> [Work instructions]: Pick every line with "that" from the material below.

########

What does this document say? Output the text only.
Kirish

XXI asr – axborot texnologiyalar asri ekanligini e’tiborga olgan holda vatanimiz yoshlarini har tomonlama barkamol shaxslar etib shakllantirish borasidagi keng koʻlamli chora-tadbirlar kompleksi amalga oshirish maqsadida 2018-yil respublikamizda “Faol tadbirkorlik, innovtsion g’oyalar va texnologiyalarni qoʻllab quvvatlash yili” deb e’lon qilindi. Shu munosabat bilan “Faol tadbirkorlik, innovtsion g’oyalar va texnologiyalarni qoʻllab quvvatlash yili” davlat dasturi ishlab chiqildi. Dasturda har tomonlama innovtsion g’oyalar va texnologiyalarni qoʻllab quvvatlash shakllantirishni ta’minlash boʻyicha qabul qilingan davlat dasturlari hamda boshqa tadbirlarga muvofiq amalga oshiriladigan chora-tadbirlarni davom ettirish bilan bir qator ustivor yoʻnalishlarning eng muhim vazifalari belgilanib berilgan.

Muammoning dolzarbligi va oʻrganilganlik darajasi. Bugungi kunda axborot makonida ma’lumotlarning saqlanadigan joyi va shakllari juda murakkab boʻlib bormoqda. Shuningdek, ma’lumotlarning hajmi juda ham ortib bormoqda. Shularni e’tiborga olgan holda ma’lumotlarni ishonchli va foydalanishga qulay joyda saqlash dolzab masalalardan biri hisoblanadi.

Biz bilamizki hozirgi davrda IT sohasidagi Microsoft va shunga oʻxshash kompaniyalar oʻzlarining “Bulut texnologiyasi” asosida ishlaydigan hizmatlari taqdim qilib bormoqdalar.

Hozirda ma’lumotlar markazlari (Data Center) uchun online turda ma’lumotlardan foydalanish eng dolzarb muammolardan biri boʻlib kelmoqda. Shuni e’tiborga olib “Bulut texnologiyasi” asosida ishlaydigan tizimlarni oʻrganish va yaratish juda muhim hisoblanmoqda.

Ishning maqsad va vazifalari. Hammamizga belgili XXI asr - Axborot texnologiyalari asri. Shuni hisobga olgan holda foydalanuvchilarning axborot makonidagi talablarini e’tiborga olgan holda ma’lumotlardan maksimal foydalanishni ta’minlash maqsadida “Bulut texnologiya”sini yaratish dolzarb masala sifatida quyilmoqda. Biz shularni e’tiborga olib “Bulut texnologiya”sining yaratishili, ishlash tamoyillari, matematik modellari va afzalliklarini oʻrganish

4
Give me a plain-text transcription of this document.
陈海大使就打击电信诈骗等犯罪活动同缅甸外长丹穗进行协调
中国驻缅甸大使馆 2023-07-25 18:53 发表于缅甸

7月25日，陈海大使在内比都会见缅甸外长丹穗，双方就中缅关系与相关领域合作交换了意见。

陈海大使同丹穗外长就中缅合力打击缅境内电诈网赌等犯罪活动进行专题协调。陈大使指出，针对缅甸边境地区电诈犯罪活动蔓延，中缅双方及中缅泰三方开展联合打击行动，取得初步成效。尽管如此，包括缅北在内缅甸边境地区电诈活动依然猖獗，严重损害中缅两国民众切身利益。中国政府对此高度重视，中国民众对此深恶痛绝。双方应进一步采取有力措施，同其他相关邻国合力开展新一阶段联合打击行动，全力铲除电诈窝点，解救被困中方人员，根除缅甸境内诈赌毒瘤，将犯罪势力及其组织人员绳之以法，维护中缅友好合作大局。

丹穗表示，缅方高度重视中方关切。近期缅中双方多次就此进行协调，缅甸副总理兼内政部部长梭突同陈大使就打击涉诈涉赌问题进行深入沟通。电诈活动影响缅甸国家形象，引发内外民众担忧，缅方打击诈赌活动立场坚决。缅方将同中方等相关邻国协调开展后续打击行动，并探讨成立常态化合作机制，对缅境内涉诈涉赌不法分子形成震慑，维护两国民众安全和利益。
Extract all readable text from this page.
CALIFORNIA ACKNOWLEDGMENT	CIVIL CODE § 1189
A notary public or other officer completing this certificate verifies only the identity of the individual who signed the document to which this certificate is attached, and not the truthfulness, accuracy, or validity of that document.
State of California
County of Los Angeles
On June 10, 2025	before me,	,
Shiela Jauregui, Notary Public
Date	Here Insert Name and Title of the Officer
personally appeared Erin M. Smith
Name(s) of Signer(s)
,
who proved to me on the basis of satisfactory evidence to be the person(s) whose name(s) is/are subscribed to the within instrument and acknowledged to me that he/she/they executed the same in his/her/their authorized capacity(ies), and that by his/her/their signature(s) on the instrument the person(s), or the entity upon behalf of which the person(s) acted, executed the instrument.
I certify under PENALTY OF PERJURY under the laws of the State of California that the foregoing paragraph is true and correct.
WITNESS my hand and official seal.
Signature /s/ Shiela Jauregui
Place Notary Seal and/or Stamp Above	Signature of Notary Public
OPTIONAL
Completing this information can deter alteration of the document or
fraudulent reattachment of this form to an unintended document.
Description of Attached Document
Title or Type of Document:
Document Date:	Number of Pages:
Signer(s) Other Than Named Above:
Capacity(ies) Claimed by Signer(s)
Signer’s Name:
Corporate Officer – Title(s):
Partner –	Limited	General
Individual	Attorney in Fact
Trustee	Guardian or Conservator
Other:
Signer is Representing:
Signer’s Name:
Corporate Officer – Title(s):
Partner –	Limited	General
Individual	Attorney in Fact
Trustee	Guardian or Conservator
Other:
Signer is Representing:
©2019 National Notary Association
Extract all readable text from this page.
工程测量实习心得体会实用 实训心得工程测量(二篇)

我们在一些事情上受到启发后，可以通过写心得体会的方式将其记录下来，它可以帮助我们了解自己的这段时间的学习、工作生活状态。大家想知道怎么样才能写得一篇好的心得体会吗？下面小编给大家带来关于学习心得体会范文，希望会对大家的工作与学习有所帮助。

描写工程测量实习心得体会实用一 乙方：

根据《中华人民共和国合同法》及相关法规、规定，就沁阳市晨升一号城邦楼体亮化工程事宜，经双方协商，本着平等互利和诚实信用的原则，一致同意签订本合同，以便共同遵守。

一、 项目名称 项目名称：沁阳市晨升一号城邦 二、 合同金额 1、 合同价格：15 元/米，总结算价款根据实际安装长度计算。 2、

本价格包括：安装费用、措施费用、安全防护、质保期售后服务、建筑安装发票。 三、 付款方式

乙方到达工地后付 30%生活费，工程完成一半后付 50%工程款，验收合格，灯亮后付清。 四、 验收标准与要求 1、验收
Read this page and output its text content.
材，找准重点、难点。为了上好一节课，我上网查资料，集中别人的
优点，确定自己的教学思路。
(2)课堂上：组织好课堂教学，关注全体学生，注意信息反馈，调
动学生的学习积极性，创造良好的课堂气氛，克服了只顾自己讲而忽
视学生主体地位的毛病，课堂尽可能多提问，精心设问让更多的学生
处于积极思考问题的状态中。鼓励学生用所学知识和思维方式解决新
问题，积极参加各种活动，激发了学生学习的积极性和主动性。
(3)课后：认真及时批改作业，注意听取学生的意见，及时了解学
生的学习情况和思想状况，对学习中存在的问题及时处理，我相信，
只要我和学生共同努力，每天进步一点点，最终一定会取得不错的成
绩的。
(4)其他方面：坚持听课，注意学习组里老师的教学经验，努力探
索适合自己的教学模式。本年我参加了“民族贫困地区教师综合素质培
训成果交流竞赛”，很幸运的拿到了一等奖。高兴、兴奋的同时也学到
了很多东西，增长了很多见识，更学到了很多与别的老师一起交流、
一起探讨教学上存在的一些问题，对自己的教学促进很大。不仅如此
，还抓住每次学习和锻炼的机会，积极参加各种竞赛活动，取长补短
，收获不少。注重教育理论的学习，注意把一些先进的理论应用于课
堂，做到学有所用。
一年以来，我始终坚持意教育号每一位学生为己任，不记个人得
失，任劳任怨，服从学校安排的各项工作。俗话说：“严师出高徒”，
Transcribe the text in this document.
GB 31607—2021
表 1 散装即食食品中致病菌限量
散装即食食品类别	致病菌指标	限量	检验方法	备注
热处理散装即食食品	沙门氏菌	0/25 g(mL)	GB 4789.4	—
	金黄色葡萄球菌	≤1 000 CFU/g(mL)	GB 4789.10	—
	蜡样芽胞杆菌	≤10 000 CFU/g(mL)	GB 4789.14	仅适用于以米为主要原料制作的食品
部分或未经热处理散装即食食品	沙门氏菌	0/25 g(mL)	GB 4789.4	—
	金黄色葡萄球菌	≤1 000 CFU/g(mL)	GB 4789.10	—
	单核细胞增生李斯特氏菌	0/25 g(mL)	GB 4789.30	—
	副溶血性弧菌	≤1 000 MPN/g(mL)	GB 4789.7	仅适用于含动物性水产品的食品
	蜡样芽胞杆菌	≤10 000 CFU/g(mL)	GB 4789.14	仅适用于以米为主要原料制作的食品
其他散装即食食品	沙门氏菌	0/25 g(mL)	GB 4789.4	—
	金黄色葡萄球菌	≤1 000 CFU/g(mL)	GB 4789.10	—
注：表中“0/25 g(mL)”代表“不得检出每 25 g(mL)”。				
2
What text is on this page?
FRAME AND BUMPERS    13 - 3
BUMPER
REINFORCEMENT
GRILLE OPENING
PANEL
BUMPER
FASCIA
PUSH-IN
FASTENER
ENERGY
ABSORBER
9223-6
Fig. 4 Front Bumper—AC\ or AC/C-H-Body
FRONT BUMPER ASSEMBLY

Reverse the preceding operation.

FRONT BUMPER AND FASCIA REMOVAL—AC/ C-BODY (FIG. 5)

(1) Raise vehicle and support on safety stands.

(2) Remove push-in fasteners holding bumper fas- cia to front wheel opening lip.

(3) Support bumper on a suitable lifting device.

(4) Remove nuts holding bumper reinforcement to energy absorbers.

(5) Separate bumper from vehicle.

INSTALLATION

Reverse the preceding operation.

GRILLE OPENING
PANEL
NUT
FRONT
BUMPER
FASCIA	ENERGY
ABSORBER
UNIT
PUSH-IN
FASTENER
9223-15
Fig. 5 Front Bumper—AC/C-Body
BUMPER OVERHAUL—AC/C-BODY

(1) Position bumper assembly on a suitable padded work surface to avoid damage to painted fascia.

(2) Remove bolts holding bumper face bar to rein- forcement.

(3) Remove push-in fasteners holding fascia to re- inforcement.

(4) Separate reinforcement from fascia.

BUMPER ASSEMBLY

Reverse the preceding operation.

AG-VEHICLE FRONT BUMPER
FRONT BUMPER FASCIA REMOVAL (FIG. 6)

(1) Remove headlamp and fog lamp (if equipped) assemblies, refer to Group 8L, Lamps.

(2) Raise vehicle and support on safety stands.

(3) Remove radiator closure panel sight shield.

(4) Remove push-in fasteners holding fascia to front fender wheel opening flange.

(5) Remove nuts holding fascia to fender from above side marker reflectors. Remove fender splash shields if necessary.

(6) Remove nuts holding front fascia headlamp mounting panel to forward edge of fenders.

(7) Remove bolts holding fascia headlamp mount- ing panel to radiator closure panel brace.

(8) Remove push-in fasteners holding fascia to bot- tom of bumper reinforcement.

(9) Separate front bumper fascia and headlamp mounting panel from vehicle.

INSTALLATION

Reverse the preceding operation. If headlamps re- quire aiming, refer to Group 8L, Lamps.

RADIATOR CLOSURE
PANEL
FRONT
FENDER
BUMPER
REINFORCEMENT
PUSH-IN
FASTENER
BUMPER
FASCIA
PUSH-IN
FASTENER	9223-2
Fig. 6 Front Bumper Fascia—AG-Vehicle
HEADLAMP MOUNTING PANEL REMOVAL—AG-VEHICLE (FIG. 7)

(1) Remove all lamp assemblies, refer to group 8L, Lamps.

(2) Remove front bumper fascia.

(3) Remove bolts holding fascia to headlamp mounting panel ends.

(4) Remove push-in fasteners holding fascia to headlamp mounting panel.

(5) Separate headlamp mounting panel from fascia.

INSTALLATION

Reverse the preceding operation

########

> [The result]:
A notary public or other officer completing this certificate verifies only the identity of the individual who signed the document to which this certificate is attached, and not the truthfulness, accuracy, or validity of that document.
who proved to me on the basis of satisfactory evidence to be the person(s) whose name(s) is/are subscribed to the within instrument and acknowledged to me that he/she/they executed the same in his/her/their authorized capacity(ies), and that by his/her/their signature(s) on the instrument the person(s), or the entity upon behalf of which the person(s) acted, executed the instrument.
I certify under PENALTY OF PERJURY under the laws of the State of California that the foregoing paragraph is true and correct.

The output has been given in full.